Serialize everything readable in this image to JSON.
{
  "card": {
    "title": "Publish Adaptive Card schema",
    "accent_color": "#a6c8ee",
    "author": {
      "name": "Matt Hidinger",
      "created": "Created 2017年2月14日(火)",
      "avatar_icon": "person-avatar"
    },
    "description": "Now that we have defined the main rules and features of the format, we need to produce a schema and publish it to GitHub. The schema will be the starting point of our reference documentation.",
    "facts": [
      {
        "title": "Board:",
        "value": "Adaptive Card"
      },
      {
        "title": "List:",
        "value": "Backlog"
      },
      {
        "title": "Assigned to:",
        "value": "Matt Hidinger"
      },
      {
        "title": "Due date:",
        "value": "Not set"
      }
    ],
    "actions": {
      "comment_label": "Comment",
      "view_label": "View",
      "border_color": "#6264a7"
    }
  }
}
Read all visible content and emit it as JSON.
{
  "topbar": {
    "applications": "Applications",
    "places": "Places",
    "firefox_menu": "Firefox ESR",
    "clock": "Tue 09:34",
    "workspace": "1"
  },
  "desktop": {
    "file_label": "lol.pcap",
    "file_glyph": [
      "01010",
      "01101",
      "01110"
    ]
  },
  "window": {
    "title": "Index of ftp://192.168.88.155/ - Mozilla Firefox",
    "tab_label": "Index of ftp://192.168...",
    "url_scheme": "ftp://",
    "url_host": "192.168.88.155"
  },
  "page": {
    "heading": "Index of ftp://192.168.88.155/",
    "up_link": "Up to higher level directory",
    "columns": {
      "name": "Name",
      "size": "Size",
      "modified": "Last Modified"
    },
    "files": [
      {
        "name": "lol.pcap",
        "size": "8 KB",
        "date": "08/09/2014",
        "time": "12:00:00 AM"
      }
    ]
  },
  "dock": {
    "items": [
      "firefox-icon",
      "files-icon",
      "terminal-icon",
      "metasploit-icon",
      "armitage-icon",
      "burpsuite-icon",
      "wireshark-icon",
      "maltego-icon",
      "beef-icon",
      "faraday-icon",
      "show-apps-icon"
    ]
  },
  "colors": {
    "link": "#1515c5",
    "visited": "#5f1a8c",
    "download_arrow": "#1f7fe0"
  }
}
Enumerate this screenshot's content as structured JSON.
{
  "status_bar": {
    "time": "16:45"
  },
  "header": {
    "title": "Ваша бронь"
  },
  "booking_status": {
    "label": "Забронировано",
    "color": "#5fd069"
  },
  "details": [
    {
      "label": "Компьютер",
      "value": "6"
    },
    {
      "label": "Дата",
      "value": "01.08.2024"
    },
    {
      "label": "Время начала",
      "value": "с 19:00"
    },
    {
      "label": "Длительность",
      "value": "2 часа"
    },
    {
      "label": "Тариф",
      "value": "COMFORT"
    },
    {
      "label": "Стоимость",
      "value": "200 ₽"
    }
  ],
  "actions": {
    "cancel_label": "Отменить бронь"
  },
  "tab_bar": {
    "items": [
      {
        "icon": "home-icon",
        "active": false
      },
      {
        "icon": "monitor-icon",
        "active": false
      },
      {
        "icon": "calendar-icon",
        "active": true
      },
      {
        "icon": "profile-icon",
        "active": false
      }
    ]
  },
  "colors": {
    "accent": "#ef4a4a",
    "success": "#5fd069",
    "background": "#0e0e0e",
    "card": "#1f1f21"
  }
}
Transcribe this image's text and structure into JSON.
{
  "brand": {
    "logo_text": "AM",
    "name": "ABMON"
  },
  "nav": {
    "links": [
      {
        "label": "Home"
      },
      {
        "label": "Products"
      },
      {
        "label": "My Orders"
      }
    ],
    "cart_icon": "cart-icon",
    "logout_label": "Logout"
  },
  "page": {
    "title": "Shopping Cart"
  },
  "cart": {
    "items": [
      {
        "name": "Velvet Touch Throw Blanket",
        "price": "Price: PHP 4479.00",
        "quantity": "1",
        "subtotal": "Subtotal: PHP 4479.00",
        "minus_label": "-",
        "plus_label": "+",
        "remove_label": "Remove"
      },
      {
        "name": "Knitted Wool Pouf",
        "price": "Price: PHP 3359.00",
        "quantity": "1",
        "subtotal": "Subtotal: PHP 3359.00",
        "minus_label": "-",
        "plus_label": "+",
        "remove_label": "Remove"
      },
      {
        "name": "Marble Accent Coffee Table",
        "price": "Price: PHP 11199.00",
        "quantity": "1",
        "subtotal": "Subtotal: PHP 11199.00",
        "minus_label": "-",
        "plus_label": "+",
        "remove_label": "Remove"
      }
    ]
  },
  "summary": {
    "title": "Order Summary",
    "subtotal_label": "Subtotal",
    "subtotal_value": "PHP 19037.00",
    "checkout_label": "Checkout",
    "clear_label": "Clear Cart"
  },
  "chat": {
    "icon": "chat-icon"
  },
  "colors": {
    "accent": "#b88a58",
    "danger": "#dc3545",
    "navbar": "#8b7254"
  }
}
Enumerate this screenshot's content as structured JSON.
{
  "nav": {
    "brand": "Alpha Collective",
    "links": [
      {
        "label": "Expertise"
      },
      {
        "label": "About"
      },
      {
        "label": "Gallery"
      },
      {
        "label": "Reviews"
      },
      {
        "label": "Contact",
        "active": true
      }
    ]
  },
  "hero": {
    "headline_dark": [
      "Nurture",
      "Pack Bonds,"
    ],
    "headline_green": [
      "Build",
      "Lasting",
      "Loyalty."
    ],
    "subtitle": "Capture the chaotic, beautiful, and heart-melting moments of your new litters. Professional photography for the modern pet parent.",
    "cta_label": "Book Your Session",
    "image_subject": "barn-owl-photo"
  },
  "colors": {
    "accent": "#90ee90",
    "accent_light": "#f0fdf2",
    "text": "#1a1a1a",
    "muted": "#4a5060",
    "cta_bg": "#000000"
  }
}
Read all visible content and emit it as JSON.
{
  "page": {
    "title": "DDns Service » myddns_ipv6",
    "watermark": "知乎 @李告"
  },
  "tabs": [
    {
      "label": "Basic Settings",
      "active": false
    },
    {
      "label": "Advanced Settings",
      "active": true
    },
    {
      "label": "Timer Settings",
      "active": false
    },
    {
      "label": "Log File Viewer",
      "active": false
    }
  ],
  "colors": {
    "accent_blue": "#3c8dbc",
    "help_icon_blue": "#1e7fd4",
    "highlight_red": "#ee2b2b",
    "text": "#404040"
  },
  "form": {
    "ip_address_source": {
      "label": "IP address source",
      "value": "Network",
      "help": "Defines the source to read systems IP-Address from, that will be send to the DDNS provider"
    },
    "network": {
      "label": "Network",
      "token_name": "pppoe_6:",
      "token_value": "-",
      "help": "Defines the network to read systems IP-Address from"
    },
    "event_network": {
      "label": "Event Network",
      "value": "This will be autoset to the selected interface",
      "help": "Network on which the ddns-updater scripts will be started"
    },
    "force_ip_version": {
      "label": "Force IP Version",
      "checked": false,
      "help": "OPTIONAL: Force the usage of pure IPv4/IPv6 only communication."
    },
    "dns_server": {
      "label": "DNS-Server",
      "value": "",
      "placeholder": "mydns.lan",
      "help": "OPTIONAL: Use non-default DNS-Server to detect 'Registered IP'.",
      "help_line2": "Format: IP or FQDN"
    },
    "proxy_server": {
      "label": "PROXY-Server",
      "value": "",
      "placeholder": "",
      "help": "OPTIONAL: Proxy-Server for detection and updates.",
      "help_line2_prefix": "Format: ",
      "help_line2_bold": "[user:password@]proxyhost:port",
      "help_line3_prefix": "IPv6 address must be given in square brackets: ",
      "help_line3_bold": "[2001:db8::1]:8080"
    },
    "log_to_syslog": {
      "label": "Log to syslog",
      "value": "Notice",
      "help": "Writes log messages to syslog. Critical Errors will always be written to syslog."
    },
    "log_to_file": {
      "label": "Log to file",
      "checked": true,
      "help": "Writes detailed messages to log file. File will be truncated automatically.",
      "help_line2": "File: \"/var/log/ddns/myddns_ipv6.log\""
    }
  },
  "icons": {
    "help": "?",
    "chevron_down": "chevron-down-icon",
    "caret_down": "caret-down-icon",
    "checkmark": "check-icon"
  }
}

§ **Stated task**
Only a number is wanted: how many lines of the material above hold "will"?

§ **Task result**
6